┌─ TRECHO DO DOCUMENTO

Seguindo a linha aberta por Antonin Artaud, na França, que propôs o “teatro da crueldade”, Nelson Rodrigues também criou sua estética da exceção: o “teatro desagradável”. Mas, ao contrário de Artaud, que enlouqueceu antes de demonstrar na prática seus conceitos, Nelson impôs sua obra ao público e à crítica, apesar de todos os percalços, todos muito previsíveis. Em um depoimento à revista Dyonisos, ele escreveu: “com Vestido de Noiva, conheci o sucesso; com as peças seguintes, perdi-o para sempre (...) A partir de Álbum de Família enveredei por um caminho que pode me levar a qualquer destino, menos ao êxito”. E esse caminho era, nas próprias palavras do autor, “o teatro desagradável, formado por peças desagradáveis − obras pestilentas, fétidas, capazes, por si sós, de produzir o tifo e a malária na platéia”. Se a tragédia clássica, mesmo sem final feliz, pune o mal, Nelson ousa fazer, sempre, com que o mal triunfe. Nesse sentido, Álbum de Família, onde os arquétipos mais insondáveis da alma humana são levados à cena, é a maior expressão do desagradável.

E de que forma Nelson Rodrigues manipulava a platéia? Desprezando-a, simplesmente, como Camus, para quem “um homem só é verdadeiramente livre quando aprende a desprezar a humanidade”. Sobre a repugnância que a plateia lhe causava, de certa feita ele escreveu: “a rigor, não existe o autor dramático absoluto, já que todos aceitam a co-autoria das duzentas senhoras gordas da platéia. O espetáculo é feito para elas, à sua imagem e semelhança”. Ele, com certeza, rejeitava essa co-autoria, bem como a dos críticos, que ele caricatura, impiedosamente, em Viúva, Porém Honesta. Para Nelson, a plateia é partícipe do espetáculo, como um coro grego: ela reage e interage com o espetáculo. Logo, a vaia era um termômetro da inovação, do choque. E ele a buscava, obsessivamente.

└─
┌─ LISTAGEM DE DADOS

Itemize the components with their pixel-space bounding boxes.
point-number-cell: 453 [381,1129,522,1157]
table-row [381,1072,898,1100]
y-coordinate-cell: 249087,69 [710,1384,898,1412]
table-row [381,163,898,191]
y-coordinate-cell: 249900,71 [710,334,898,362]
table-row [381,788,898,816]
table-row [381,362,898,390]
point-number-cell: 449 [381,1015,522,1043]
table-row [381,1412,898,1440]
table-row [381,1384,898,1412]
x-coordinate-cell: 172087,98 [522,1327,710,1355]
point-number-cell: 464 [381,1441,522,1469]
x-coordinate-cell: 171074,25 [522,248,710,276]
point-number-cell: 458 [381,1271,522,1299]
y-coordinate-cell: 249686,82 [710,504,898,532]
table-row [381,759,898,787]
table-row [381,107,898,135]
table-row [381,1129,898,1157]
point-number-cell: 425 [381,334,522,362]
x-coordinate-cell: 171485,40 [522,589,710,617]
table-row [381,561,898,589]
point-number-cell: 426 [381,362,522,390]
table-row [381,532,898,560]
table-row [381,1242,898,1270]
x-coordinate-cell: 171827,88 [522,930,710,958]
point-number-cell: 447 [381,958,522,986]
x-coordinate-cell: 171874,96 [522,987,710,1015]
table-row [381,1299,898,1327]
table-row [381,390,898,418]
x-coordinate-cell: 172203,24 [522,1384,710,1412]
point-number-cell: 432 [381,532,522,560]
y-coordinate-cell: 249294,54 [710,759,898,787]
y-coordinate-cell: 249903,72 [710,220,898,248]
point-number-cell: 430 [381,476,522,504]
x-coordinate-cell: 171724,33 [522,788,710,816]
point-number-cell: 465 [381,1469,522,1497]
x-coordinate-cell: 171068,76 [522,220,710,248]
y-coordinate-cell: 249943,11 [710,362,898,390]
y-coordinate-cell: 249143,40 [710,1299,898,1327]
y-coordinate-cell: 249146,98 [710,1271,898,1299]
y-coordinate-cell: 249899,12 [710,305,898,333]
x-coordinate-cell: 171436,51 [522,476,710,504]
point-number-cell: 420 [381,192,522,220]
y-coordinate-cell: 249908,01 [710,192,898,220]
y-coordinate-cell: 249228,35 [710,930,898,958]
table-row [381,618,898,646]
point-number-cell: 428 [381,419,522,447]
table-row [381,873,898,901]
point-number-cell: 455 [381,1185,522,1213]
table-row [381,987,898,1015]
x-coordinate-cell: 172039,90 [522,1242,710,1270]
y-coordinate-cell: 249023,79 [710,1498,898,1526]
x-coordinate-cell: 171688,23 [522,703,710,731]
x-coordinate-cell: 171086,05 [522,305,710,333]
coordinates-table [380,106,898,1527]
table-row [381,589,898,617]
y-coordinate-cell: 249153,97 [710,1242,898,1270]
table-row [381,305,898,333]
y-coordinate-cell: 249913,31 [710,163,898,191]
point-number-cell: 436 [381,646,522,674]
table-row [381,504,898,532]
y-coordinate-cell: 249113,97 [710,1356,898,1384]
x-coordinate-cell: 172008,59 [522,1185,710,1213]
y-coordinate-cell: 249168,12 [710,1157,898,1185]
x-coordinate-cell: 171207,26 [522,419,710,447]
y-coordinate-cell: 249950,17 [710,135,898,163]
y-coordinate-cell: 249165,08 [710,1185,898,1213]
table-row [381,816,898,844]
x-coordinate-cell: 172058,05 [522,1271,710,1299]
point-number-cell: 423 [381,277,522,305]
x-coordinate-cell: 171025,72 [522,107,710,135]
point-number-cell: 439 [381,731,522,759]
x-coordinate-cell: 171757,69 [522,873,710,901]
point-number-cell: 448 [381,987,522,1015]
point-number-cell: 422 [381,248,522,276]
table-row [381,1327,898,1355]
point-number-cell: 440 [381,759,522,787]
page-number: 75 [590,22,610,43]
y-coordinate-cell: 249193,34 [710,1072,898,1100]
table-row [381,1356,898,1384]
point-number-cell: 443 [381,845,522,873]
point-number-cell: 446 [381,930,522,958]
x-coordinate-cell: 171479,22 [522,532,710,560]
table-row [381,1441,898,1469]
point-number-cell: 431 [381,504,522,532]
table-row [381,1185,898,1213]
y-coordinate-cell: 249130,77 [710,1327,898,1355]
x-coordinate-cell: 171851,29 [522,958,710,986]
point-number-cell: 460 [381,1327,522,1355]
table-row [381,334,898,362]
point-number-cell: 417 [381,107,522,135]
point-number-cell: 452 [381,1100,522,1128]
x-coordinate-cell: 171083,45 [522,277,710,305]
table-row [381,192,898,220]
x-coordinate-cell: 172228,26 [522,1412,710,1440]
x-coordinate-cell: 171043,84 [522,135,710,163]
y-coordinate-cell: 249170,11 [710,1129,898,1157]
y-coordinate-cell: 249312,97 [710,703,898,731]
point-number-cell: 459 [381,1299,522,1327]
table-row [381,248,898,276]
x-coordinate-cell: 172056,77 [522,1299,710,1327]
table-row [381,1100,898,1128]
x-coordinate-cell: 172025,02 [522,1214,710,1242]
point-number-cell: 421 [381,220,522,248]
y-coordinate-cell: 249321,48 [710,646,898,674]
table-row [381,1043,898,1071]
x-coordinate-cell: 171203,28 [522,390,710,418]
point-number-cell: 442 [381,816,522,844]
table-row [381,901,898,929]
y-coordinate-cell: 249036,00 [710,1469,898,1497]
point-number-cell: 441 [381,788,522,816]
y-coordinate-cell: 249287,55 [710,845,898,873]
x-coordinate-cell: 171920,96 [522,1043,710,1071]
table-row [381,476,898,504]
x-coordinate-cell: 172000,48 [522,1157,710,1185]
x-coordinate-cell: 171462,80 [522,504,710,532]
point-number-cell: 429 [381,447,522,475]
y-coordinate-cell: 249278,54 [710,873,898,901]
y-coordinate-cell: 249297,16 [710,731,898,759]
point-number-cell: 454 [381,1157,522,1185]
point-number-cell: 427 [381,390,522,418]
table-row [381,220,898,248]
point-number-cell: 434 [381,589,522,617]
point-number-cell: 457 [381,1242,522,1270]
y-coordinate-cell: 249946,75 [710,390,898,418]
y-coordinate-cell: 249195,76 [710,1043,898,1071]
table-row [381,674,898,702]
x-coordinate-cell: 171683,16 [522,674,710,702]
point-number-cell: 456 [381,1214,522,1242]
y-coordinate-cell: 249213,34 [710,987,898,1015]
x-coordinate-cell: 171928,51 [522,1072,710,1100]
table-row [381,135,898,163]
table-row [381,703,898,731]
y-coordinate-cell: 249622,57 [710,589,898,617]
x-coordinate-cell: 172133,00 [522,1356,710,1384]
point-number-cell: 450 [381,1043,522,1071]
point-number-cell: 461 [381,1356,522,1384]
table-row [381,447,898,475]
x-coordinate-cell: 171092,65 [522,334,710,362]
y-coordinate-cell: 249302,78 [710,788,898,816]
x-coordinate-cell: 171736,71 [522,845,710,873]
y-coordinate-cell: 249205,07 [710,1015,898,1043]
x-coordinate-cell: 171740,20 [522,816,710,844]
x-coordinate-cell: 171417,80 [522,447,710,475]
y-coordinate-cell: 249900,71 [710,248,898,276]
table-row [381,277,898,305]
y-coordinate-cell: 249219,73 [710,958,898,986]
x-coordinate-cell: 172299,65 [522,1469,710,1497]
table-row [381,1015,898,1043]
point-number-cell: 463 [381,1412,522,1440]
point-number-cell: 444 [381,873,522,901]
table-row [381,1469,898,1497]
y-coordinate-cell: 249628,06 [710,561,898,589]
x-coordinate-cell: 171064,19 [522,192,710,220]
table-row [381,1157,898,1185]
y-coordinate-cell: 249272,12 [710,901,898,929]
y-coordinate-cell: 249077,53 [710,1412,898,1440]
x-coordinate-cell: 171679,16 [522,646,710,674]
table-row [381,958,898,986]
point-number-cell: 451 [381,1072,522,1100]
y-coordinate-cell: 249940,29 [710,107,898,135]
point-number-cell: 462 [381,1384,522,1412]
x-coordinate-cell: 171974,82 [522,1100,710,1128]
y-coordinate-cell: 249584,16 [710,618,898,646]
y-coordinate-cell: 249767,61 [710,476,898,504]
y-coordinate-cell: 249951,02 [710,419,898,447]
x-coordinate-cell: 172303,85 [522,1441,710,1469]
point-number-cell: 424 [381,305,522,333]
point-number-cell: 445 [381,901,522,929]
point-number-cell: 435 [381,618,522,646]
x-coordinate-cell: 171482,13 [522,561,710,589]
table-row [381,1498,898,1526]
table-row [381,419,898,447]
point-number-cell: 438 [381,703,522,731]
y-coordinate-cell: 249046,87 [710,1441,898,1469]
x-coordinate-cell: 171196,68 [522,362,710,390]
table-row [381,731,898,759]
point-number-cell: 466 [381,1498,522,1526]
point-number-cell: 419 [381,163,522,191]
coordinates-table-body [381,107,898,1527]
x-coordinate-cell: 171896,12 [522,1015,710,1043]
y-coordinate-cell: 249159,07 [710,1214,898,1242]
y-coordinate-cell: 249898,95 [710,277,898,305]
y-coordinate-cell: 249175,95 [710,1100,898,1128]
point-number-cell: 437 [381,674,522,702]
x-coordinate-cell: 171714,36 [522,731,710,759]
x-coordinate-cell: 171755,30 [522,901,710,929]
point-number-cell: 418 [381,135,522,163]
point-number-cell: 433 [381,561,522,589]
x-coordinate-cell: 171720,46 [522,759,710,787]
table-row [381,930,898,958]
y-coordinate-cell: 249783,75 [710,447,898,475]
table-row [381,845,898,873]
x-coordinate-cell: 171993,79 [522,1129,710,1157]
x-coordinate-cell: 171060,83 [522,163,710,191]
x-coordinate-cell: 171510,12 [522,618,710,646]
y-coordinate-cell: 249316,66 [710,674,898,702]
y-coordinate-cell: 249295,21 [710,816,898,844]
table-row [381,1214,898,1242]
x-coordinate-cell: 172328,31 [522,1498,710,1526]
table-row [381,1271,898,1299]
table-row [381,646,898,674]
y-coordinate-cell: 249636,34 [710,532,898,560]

└─

- TAREFAS DO EXERCÍCIO
- a) Edite o texto sobre o teatro de Nelson Rodrigues a partir de "E de que forma" até "a buscava, obsessivamente.", substituindo "obsessivamente" por "incansavelmente".
- b) Responda com base no texto sobre o teatro de Nelson Rodrigues:
(i) A que revista Nelson Rodrigues deu o depoimento citado?
(ii) Segundo esse depoimento, com qual peça ele conheceu o sucesso?
(iii) Em qual peça ele caricatura os críticos?
- c) Diga se cada afirmação está de acordo com o texto sobre o teatro de Nelson Rodrigues:
(i) Artaud demonstrou na prática seus conceitos antes de enlouquecer.
(ii) Para Nelson, a vaia era um termômetro da inovação.
(iii) Nelson faz com que o mal seja punido, como na tragédia clássica.
Para responder, baseie-se somente no texto sobre o teatro de Nelson Rodrigues.

- RESPOSTAS CORRETAS
- a)
E de que forma Nelson Rodrigues manipulava a platéia? Desprezando-a, simplesmente, como Camus, para quem “um homem só é verdadeiramente livre quando aprende a desprezar a humanidade”. Sobre a repugnância que a plateia lhe causava, de certa feita ele escreveu: “a rigor, não existe o autor dramático absoluto, já que todos aceitam a co-autoria das duzentas senhoras gordas da platéia. O espetáculo é feito para elas, à sua imagem e semelhança”. Ele, com certeza, rejeitava essa co-autoria, bem como a dos críticos, que ele caricatura, impiedosamente, em Viúva, Porém Honesta. Para Nelson, a plateia é partícipe do espetáculo, como um coro grego: ela reage e interage com o espetáculo. Logo, a vaia era um termômetro da inovação, do choque. E ele a buscava, incansavelmente.

- b)
(i) À revista Dyonisos.
(ii) Com Vestido de Noiva.
(iii) Em Viúva, Porém Honesta.

- c)
(i) Não: "que enlouqueceu antes de demonstrar na prática seus conceitos".
(ii) Sim: "a vaia era um termômetro da inovação, do choque".
(iii) Não: "Nelson ousa fazer, sempre, com que o mal triunfe".